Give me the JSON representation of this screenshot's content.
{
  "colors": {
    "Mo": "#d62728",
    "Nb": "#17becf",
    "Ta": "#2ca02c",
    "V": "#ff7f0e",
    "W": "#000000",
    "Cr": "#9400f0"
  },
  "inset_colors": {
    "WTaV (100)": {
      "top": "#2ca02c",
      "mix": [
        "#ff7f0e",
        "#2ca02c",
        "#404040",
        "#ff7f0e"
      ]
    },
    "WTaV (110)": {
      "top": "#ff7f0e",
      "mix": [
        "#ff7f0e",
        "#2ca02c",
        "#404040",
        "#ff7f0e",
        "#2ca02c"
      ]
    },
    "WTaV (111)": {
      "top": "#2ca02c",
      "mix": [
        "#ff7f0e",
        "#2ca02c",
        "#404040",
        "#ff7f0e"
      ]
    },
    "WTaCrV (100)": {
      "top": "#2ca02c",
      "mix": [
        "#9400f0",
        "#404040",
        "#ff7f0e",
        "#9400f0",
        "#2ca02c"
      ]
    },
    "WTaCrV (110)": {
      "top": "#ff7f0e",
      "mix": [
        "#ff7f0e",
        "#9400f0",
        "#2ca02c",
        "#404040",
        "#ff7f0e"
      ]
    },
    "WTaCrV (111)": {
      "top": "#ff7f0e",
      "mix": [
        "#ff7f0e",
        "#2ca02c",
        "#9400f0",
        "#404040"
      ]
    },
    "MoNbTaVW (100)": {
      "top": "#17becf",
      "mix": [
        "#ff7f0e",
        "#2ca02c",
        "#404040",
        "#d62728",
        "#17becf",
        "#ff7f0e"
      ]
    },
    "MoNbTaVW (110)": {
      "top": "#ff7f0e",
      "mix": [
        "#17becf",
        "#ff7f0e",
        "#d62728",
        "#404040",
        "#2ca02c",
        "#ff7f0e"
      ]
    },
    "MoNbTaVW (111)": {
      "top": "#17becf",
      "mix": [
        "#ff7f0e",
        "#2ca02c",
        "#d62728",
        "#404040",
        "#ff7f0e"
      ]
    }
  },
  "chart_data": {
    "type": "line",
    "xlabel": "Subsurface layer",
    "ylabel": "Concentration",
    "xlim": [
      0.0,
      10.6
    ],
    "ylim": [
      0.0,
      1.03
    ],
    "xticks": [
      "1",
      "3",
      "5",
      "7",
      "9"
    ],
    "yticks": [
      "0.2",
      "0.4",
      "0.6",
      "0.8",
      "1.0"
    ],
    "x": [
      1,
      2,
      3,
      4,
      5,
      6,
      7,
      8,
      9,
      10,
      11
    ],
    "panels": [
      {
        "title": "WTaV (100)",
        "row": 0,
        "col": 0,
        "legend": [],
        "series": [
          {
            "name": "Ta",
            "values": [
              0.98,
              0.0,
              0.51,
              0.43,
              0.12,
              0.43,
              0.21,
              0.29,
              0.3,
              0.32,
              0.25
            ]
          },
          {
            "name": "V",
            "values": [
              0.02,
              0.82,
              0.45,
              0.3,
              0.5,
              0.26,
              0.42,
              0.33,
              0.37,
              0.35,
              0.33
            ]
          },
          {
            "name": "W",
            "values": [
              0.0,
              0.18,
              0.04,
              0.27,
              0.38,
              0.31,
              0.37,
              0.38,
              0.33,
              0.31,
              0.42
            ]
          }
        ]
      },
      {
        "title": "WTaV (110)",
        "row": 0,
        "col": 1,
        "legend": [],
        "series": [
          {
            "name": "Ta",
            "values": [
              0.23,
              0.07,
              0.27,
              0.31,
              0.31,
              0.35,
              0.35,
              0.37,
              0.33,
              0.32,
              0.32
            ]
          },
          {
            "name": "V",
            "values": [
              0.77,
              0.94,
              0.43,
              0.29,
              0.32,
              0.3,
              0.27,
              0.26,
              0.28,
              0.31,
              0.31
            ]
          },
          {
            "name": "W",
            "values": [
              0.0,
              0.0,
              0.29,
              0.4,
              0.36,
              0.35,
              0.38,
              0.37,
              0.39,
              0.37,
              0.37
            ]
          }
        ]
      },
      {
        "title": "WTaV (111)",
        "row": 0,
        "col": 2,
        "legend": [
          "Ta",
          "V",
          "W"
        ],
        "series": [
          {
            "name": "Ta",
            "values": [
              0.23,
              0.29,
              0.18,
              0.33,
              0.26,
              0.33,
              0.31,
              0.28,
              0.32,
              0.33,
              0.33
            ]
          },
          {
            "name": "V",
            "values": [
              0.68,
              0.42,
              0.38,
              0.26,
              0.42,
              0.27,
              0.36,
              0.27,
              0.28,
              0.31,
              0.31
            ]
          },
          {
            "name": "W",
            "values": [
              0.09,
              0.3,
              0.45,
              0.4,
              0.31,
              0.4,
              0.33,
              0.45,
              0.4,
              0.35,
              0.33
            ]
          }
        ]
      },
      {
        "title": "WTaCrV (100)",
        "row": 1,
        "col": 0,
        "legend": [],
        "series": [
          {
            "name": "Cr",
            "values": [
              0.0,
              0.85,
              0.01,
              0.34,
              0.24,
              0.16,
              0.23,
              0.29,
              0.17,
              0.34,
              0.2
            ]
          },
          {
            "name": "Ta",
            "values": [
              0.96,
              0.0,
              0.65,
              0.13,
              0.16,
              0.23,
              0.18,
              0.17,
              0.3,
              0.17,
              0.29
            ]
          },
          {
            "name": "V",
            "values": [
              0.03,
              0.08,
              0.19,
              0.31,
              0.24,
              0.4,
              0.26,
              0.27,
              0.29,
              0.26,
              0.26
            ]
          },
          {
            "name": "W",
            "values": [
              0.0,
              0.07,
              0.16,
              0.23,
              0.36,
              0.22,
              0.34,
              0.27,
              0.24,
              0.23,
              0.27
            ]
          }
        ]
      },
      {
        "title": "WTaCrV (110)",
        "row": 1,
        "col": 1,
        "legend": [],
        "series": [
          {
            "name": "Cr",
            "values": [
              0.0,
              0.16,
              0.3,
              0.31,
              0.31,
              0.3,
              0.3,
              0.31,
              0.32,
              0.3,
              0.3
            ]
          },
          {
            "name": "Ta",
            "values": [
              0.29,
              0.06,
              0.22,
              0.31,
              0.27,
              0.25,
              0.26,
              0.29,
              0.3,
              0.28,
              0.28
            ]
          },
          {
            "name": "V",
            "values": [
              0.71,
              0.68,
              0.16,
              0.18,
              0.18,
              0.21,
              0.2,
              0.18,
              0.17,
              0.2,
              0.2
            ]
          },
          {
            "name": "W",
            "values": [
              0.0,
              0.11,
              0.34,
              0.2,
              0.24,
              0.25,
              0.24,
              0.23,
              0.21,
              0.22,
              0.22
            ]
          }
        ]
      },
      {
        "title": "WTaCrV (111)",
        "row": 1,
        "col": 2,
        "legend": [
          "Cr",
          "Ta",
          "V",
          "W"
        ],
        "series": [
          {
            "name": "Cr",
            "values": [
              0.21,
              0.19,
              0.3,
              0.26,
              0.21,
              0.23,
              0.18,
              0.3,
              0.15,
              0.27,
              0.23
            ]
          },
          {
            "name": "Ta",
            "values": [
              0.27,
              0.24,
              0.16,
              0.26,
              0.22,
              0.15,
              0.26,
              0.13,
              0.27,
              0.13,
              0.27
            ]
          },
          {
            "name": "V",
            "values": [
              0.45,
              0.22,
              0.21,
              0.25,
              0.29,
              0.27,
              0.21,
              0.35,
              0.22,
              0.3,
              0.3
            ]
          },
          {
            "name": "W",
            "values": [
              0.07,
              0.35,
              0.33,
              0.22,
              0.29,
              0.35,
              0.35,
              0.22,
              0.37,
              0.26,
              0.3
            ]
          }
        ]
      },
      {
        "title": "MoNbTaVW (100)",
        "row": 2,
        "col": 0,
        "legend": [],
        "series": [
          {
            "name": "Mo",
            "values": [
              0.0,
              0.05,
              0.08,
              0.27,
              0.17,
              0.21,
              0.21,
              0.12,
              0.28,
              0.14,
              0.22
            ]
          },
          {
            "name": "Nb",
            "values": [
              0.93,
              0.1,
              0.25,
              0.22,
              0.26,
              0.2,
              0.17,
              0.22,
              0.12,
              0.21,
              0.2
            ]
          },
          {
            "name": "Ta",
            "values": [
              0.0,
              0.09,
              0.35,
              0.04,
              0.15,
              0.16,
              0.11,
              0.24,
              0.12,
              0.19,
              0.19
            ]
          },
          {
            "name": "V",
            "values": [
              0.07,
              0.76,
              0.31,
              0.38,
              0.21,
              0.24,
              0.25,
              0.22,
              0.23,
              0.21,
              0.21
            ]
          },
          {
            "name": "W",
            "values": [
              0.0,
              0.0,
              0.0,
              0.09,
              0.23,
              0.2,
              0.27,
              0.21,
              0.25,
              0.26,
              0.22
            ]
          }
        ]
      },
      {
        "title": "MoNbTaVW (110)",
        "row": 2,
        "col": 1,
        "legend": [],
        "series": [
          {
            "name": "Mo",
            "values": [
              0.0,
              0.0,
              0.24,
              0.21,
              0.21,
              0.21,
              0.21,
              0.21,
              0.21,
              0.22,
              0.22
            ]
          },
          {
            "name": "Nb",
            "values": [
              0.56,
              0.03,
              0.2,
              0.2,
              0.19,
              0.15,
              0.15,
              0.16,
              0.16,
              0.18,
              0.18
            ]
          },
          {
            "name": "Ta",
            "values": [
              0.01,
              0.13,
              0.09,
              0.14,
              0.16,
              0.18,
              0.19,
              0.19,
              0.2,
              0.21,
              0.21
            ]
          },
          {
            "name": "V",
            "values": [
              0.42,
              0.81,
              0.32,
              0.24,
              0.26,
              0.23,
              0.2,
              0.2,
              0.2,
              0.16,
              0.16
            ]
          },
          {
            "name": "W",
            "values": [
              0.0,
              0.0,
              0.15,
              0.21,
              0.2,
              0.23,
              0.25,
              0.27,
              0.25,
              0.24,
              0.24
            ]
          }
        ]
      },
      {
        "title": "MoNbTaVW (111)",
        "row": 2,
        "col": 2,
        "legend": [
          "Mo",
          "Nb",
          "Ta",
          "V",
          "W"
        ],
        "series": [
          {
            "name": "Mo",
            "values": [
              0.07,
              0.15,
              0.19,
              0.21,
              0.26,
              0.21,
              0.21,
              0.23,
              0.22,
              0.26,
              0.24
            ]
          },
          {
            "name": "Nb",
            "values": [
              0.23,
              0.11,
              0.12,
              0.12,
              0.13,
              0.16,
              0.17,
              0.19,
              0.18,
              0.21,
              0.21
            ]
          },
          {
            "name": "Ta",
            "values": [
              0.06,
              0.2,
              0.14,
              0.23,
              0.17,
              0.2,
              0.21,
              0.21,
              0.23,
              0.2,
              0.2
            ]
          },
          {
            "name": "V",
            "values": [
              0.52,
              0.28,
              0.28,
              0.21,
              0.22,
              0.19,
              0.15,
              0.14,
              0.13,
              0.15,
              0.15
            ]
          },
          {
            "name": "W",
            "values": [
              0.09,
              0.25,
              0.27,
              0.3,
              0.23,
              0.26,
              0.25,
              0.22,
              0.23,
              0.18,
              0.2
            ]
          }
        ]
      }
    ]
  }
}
^^^^
_EXERCISE_: How many lines of these entries contain the string "WTaV"? Reply with the number alone.

_EXPECTED ANSWER_: 6